Items
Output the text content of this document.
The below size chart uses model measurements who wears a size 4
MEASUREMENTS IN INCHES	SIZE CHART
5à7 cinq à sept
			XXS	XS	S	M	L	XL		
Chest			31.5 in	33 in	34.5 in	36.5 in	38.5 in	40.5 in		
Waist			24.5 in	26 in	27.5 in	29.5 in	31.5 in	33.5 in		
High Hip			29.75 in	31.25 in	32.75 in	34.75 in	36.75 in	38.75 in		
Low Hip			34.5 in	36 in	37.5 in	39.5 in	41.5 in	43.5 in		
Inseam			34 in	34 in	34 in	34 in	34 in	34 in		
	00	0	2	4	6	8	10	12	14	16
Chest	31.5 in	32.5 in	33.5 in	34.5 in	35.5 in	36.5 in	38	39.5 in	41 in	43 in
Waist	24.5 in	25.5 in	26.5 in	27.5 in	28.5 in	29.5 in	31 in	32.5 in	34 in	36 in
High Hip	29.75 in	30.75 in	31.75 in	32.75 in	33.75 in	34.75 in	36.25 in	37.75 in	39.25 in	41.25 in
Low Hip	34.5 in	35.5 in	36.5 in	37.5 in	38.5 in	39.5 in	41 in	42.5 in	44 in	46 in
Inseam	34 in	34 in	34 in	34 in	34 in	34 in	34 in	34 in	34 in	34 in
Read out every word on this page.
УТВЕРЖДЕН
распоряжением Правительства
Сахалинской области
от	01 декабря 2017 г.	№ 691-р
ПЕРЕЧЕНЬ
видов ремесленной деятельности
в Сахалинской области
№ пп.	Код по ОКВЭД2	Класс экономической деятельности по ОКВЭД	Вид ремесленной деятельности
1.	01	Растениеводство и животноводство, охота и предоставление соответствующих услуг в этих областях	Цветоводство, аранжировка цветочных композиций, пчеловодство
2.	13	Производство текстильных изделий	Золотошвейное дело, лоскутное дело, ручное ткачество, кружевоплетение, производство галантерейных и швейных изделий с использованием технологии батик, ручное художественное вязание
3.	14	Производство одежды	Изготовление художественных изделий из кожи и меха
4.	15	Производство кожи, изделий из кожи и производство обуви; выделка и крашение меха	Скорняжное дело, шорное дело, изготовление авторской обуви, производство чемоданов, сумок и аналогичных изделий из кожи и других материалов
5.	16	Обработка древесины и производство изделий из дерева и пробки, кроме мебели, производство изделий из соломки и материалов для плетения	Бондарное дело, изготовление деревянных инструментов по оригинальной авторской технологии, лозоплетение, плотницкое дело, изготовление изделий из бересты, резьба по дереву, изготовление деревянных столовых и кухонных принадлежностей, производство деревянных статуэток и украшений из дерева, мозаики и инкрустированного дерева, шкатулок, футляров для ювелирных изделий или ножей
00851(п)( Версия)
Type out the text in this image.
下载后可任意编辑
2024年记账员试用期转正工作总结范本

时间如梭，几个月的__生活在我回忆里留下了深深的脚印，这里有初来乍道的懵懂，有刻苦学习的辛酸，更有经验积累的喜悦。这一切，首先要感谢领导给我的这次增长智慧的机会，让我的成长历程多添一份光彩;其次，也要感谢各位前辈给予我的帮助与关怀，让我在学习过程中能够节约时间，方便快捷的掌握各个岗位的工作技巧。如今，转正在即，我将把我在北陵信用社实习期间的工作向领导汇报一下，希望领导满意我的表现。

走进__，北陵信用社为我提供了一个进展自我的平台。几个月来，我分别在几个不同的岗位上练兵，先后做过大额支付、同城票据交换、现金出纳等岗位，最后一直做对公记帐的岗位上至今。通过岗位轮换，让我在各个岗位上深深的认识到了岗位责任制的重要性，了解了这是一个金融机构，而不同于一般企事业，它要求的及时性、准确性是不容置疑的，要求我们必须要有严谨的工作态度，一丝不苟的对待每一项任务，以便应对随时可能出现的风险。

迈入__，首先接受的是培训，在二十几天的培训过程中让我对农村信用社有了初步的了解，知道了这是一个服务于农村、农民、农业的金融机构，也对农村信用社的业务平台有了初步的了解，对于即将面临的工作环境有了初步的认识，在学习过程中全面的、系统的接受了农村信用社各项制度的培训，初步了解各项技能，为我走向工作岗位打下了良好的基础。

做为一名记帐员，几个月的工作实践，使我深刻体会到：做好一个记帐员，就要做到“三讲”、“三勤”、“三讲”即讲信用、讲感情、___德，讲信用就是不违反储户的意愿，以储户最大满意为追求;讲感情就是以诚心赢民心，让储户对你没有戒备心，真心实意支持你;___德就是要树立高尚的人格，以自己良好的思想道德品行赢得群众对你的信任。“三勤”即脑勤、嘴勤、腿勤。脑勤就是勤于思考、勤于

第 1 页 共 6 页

Exercise task
The entries above should be repeated exactly, every one of them.

Final result
Output the text content of this document.
The below size chart uses model measurements who wears a size 4
MEASUREMENTS IN INCHES	SIZE CHART
5à7 cinq à sept
			XXS	XS	S	M	L	XL		
Chest			31.5 in	33 in	34.5 in	36.5 in	38.5 in	40.5 in		
Waist			24.5 in	26 in	27.5 in	29.5 in	31.5 in	33.5 in		
High Hip			29.75 in	31.25 in	32.75 in	34.75 in	36.75 in	38.75 in		
Low Hip			34.5 in	36 in	37.5 in	39.5 in	41.5 in	43.5 in		
Inseam			34 in	34 in	34 in	34 in	34 in	34 in		
	00	0	2	4	6	8	10	12	14	16
Chest	31.5 in	32.5 in	33.5 in	34.5 in	35.5 in	36.5 in	38	39.5 in	41 in	43 in
Waist	24.5 in	25.5 in	26.5 in	27.5 in	28.5 in	29.5 in	31 in	32.5 in	34 in	36 in
High Hip	29.75 in	30.75 in	31.75 in	32.75 in	33.75 in	34.75 in	36.25 in	37.75 in	39.25 in	41.25 in
Low Hip	34.5 in	35.5 in	36.5 in	37.5 in	38.5 in	39.5 in	41 in	42.5 in	44 in	46 in
Inseam	34 in	34 in	34 in	34 in	34 in	34 in	34 in	34 in	34 in	34 in
Read out every word on this page.
УТВЕРЖДЕН
распоряжением Правительства
Сахалинской области
от	01 декабря 2017 г.	№ 691-р
ПЕРЕЧЕНЬ
видов ремесленной деятельности
в Сахалинской области
№ пп.	Код по ОКВЭД2	Класс экономической деятельности по ОКВЭД	Вид ремесленной деятельности
1.	01	Растениеводство и животноводство, охота и предоставление соответствующих услуг в этих областях	Цветоводство, аранжировка цветочных композиций, пчеловодство
2.	13	Производство текстильных изделий	Золотошвейное дело, лоскутное дело, ручное ткачество, кружевоплетение, производство галантерейных и швейных изделий с использованием технологии батик, ручное художественное вязание
3.	14	Производство одежды	Изготовление художественных изделий из кожи и меха
4.	15	Производство кожи, изделий из кожи и производство обуви; выделка и крашение меха	Скорняжное дело, шорное дело, изготовление авторской обуви, производство чемоданов, сумок и аналогичных изделий из кожи и других материалов
5.	16	Обработка древесины и производство изделий из дерева и пробки, кроме мебели, производство изделий из соломки и материалов для плетения	Бондарное дело, изготовление деревянных инструментов по оригинальной авторской технологии, лозоплетение, плотницкое дело, изготовление изделий из бересты, резьба по дереву, изготовление деревянных столовых и кухонных принадлежностей, производство деревянных статуэток и украшений из дерева, мозаики и инкрустированного дерева, шкатулок, футляров для ювелирных изделий или ножей
00851(п)( Версия)
Type out the text in this image.
下载后可任意编辑
2024年记账员试用期转正工作总结范本

时间如梭，几个月的__生活在我回忆里留下了深深的脚印，这里有初来乍道的懵懂，有刻苦学习的辛酸，更有经验积累的喜悦。这一切，首先要感谢领导给我的这次增长智慧的机会，让我的成长历程多添一份光彩;其次，也要感谢各位前辈给予我的帮助与关怀，让我在学习过程中能够节约时间，方便快捷的掌握各个岗位的工作技巧。如今，转正在即，我将把我在北陵信用社实习期间的工作向领导汇报一下，希望领导满意我的表现。

走进__，北陵信用社为我提供了一个进展自我的平台。几个月来，我分别在几个不同的岗位上练兵，先后做过大额支付、同城票据交换、现金出纳等岗位，最后一直做对公记帐的岗位上至今。通过岗位轮换，让我在各个岗位上深深的认识到了岗位责任制的重要性，了解了这是一个金融机构，而不同于一般企事业，它要求的及时性、准确性是不容置疑的，要求我们必须要有严谨的工作态度，一丝不苟的对待每一项任务，以便应对随时可能出现的风险。

迈入__，首先接受的是培训，在二十几天的培训过程中让我对农村信用社有了初步的了解，知道了这是一个服务于农村、农民、农业的金融机构，也对农村信用社的业务平台有了初步的了解，对于即将面临的工作环境有了初步的认识，在学习过程中全面的、系统的接受了农村信用社各项制度的培训，初步了解各项技能，为我走向工作岗位打下了良好的基础。

做为一名记帐员，几个月的工作实践，使我深刻体会到：做好一个记帐员，就要做到“三讲”、“三勤”、“三讲”即讲信用、讲感情、___德，讲信用就是不违反储户的意愿，以储户最大满意为追求;讲感情就是以诚心赢民心，让储户对你没有戒备心，真心实意支持你;___德就是要树立高尚的人格，以自己良好的思想道德品行赢得群众对你的信任。“三勤”即脑勤、嘴勤、腿勤。脑勤就是勤于思考、勤于

第 1 页 共 6 页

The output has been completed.